▶ BRIEF
Your task is to repeat the entries exactly. Leave the pictures out.

(Saved data entries)
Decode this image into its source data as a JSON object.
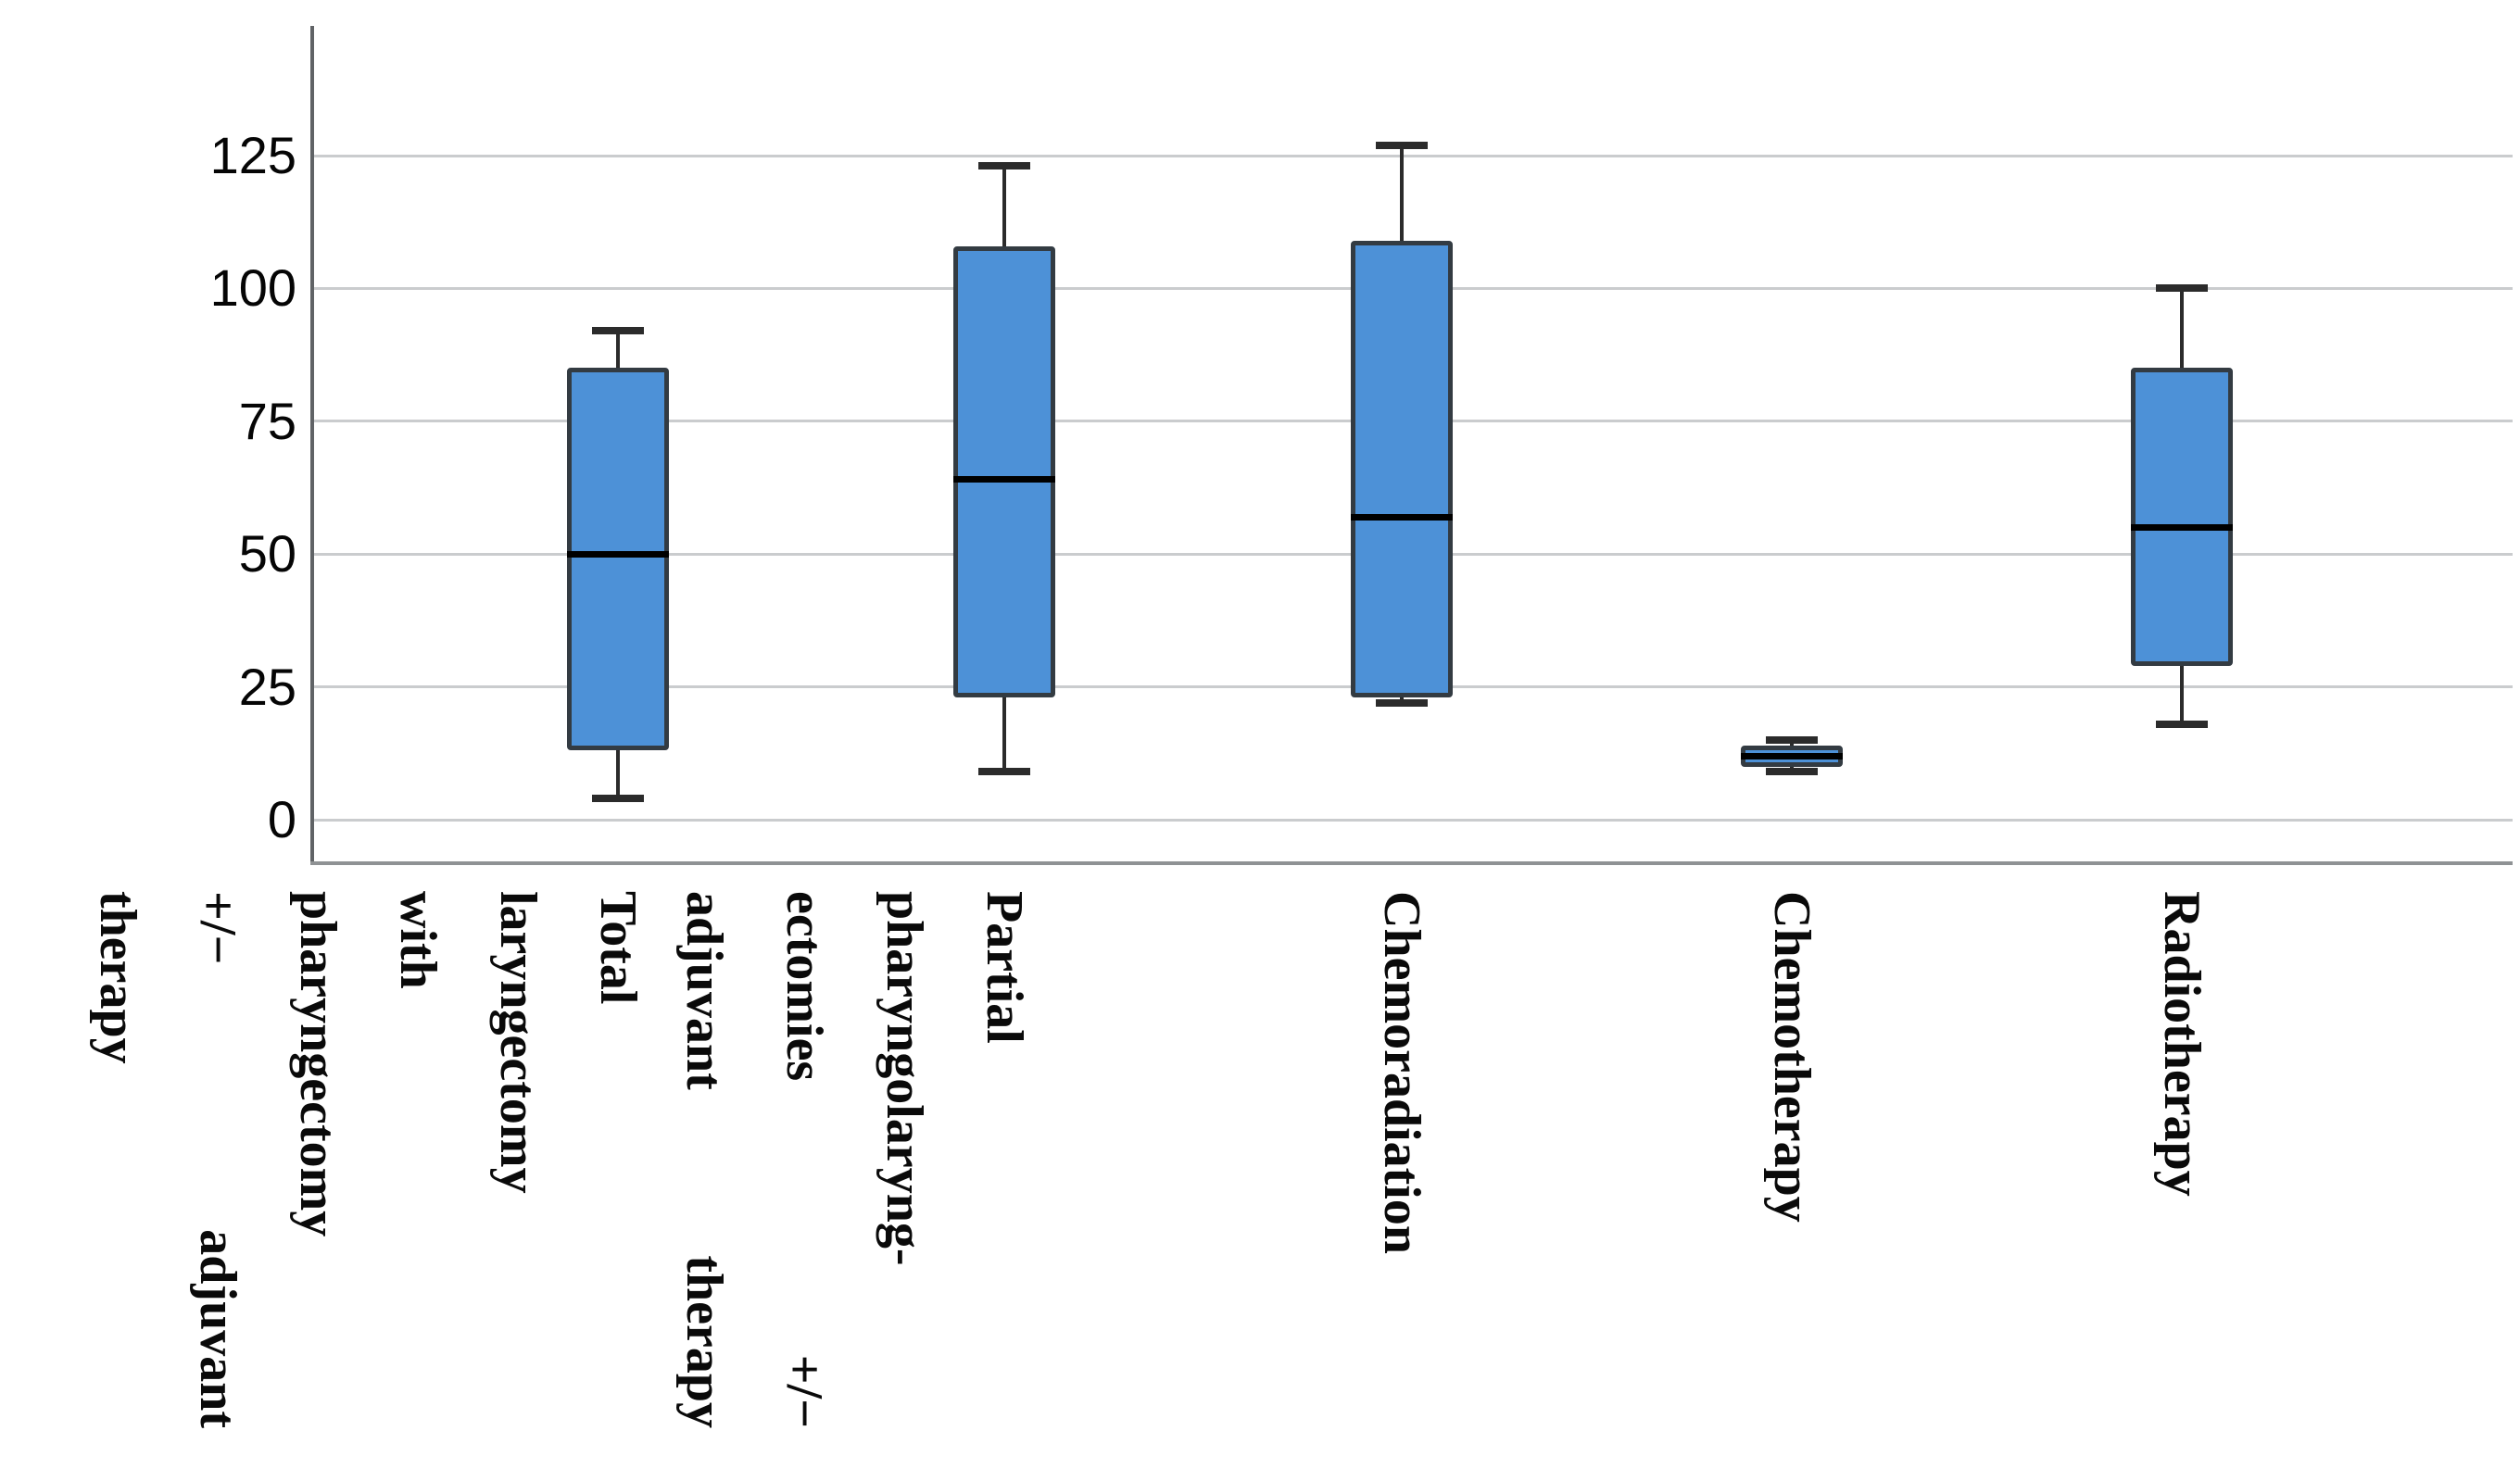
{
  "chart_data": {
    "type": "boxplot",
    "title": "",
    "xlabel": "",
    "ylabel": "",
    "yticks": [
      0,
      25,
      50,
      75,
      100,
      125
    ],
    "ylim": [
      0,
      149
    ],
    "grid": "horizontal",
    "legend": "none",
    "categories": [
      {
        "label": "Total laryngectomy with pharyngectomy +/− adjuvant therapy",
        "label_lines": [
          "Total",
          "laryngectomy",
          "with",
          "pharyngectomy",
          "+/− adjuvant",
          "therapy"
        ],
        "stats": {
          "min": 4,
          "q1": 13,
          "median": 50,
          "q3": 85,
          "max": 92
        }
      },
      {
        "label": "Partial pharyngolaryng-ectomies +/− adjuvant therapy",
        "label_lines": [
          "Partial",
          "pharyngolaryng-",
          "ectomies +/−",
          "adjuvant therapy"
        ],
        "stats": {
          "min": 9,
          "q1": 23,
          "median": 64,
          "q3": 108,
          "max": 123
        }
      },
      {
        "label": "Chemoradiation",
        "label_lines": [
          "Chemoradiation"
        ],
        "stats": {
          "min": 22,
          "q1": 23,
          "median": 57,
          "q3": 109,
          "max": 127
        }
      },
      {
        "label": "Chemotherapy",
        "label_lines": [
          "Chemotherapy"
        ],
        "stats": {
          "min": 9,
          "q1": 10,
          "median": 12,
          "q3": 14,
          "max": 15
        }
      },
      {
        "label": "Radiotherapy",
        "label_lines": [
          "Radiotherapy"
        ],
        "stats": {
          "min": 18,
          "q1": 29,
          "median": 55,
          "q3": 85,
          "max": 100
        }
      }
    ],
    "colors": {
      "box_fill": "#4d91d7",
      "box_border": "#333b42",
      "median": "#000000",
      "whisker": "#2b2b2b",
      "gridline": "#caccce",
      "y_axis": "#606366",
      "frame": "#8f9294",
      "tick_text": "#050505",
      "label_text": "#0a0a0a"
    }
  }
}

▶ WRITTEN RESPONSE
Decode this image into its source data as a JSON object.
{
  "chart_data": {
    "type": "boxplot",
    "title": "",
    "xlabel": "",
    "ylabel": "",
    "yticks": [
      0,
      25,
      50,
      75,
      100,
      125
    ],
    "ylim": [
      0,
      149
    ],
    "grid": "horizontal",
    "legend": "none",
    "categories": [
      {
        "label": "Total laryngectomy with pharyngectomy +/− adjuvant therapy",
        "label_lines": [
          "Total",
          "laryngectomy",
          "with",
          "pharyngectomy",
          "+/− adjuvant",
          "therapy"
        ],
        "stats": {
          "min": 4,
          "q1": 13,
          "median": 50,
          "q3": 85,
          "max": 92
        }
      },
      {
        "label": "Partial pharyngolaryng-ectomies +/− adjuvant therapy",
        "label_lines": [
          "Partial",
          "pharyngolaryng-",
          "ectomies +/−",
          "adjuvant therapy"
        ],
        "stats": {
          "min": 9,
          "q1": 23,
          "median": 64,
          "q3": 108,
          "max": 123
        }
      },
      {
        "label": "Chemoradiation",
        "label_lines": [
          "Chemoradiation"
        ],
        "stats": {
          "min": 22,
          "q1": 23,
          "median": 57,
          "q3": 109,
          "max": 127
        }
      },
      {
        "label": "Chemotherapy",
        "label_lines": [
          "Chemotherapy"
        ],
        "stats": {
          "min": 9,
          "q1": 10,
          "median": 12,
          "q3": 14,
          "max": 15
        }
      },
      {
        "label": "Radiotherapy",
        "label_lines": [
          "Radiotherapy"
        ],
        "stats": {
          "min": 18,
          "q1": 29,
          "median": 55,
          "q3": 85,
          "max": 100
        }
      }
    ],
    "colors": {
      "box_fill": "#4d91d7",
      "box_border": "#333b42",
      "median": "#000000",
      "whisker": "#2b2b2b",
      "gridline": "#caccce",
      "y_axis": "#606366",
      "frame": "#8f9294",
      "tick_text": "#050505",
      "label_text": "#0a0a0a"
    }
  }
}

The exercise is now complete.